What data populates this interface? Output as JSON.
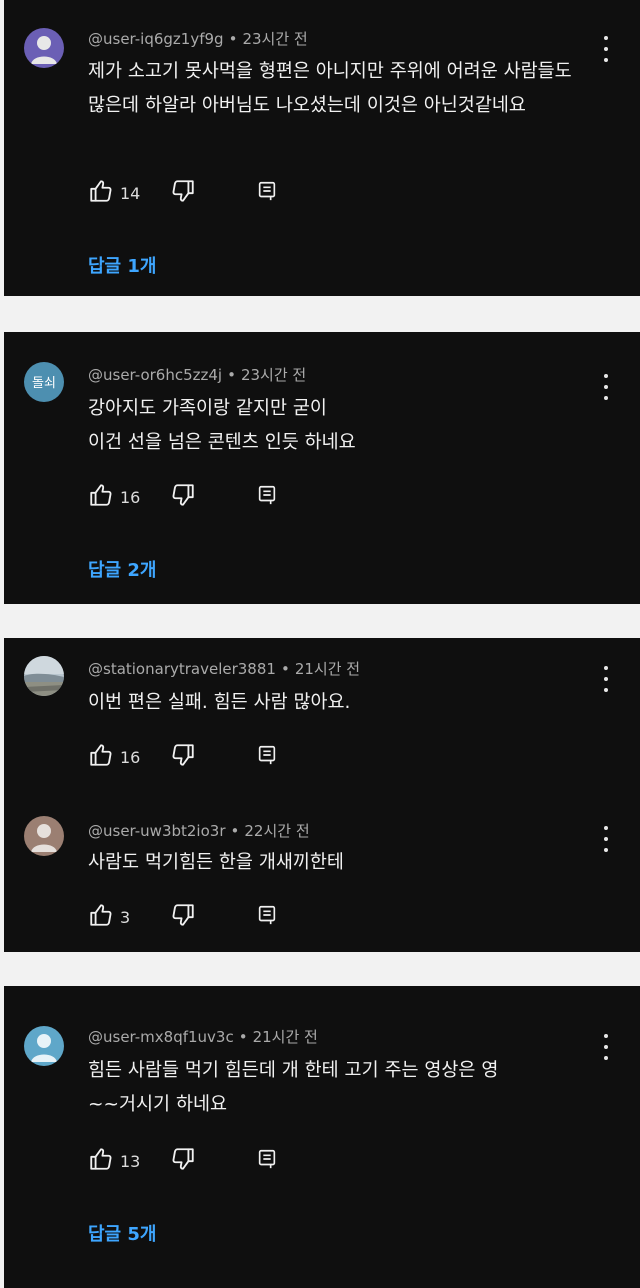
{
  "colors": {
    "card_background": "#0f0f0f",
    "page_background": "#f2f2f2",
    "text_primary": "#f1f1f1",
    "text_secondary": "#aaaaaa",
    "link": "#3ea6ff"
  },
  "icons": {
    "like": "thumb-up-icon",
    "dislike": "thumb-down-icon",
    "reply": "reply-icon",
    "more": "more-vert-icon"
  },
  "comments": [
    {
      "handle": "@user-iq6gz1yf9g",
      "separator": "•",
      "time": "23시간 전",
      "avatar_color": "#6b5fb5",
      "text": "제가 소고기 못사먹을 형편은 아니지만 주위에 어려운 사람들도 많은데 하알라  아버님도 나오셨는데 이것은 아닌것같네요",
      "likes": "14",
      "replies_label": "답글 1개"
    },
    {
      "handle": "@user-or6hc5zz4j",
      "separator": "•",
      "time": "23시간 전",
      "avatar_color": "#4d8fb0",
      "avatar_text": "돌쇠",
      "text": "강아지도 가족이랑 같지만 굳이\n이건 선을 넘은 콘텐츠 인듯 하네요",
      "likes": "16",
      "replies_label": "답글 2개"
    },
    {
      "handle": "@stationarytraveler3881",
      "separator": "•",
      "time": "21시간 전",
      "avatar_color": "#7f8d96",
      "text": "이번 편은 실패. 힘든 사람 많아요.",
      "likes": "16"
    },
    {
      "handle": "@user-uw3bt2io3r",
      "separator": "•",
      "time": "22시간 전",
      "avatar_color": "#9b7f72",
      "text": "사람도 먹기힘든 한을 개새끼한테",
      "likes": "3"
    },
    {
      "handle": "@user-mx8qf1uv3c",
      "separator": "•",
      "time": "21시간 전",
      "avatar_color": "#5fa7c9",
      "text": "힘든 사람들 먹기 힘든데 개 한테 고기 주는 영상은 영\n~~거시기 하네요",
      "likes": "13",
      "replies_label": "답글 5개"
    }
  ]
}
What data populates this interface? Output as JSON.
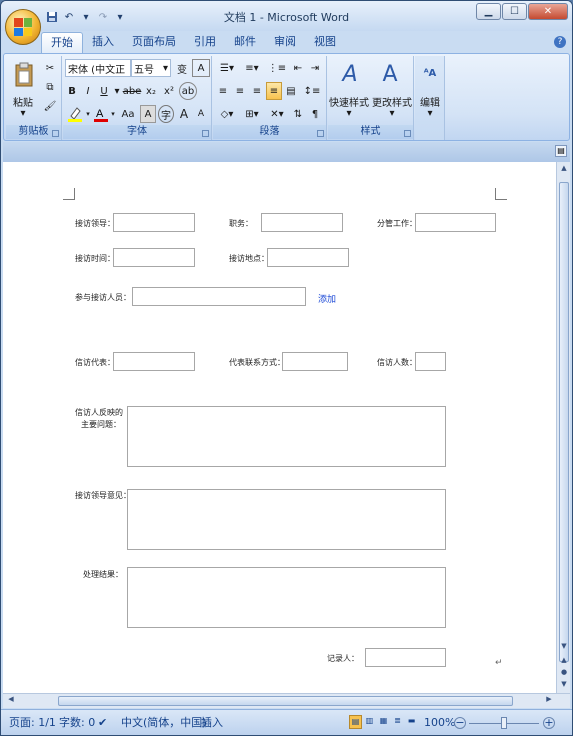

--

PROBLEM REQUIREMENTS:
Without the pictures, output the full listing exactly as it stands.

THE RESULT:
What data populates this interface? Output as JSON.
{
  "colors": {
    "card_background": "#0f0f0f",
    "page_background": "#f2f2f2",
    "text_primary": "#f1f1f1",
    "text_secondary": "#aaaaaa",
    "link": "#3ea6ff"
  },
  "icons": {
    "like": "thumb-up-icon",
    "dislike": "thumb-down-icon",
    "reply": "reply-icon",
    "more": "more-vert-icon"
  },
  "comments": [
    {
      "handle": "@user-iq6gz1yf9g",
      "separator": "•",
      "time": "23시간 전",
      "avatar_color": "#6b5fb5",
      "text": "제가 소고기 못사먹을 형편은 아니지만 주위에 어려운 사람들도 많은데 하알라  아버님도 나오셨는데 이것은 아닌것같네요",
      "likes": "14",
      "replies_label": "답글 1개"
    },
    {
      "handle": "@user-or6hc5zz4j",
      "separator": "•",
      "time": "23시간 전",
      "avatar_color": "#4d8fb0",
      "avatar_text": "돌쇠",
      "text": "강아지도 가족이랑 같지만 굳이\n이건 선을 넘은 콘텐츠 인듯 하네요",
      "likes": "16",
      "replies_label": "답글 2개"
    },
    {
      "handle": "@stationarytraveler3881",
      "separator": "•",
      "time": "21시간 전",
      "avatar_color": "#7f8d96",
      "text": "이번 편은 실패. 힘든 사람 많아요.",
      "likes": "16"
    },
    {
      "handle": "@user-uw3bt2io3r",
      "separator": "•",
      "time": "22시간 전",
      "avatar_color": "#9b7f72",
      "text": "사람도 먹기힘든 한을 개새끼한테",
      "likes": "3"
    },
    {
      "handle": "@user-mx8qf1uv3c",
      "separator": "•",
      "time": "21시간 전",
      "avatar_color": "#5fa7c9",
      "text": "힘든 사람들 먹기 힘든데 개 한테 고기 주는 영상은 영\n~~거시기 하네요",
      "likes": "13",
      "replies_label": "답글 5개"
    }
  ]
}
What data populates this interface? Output as JSON.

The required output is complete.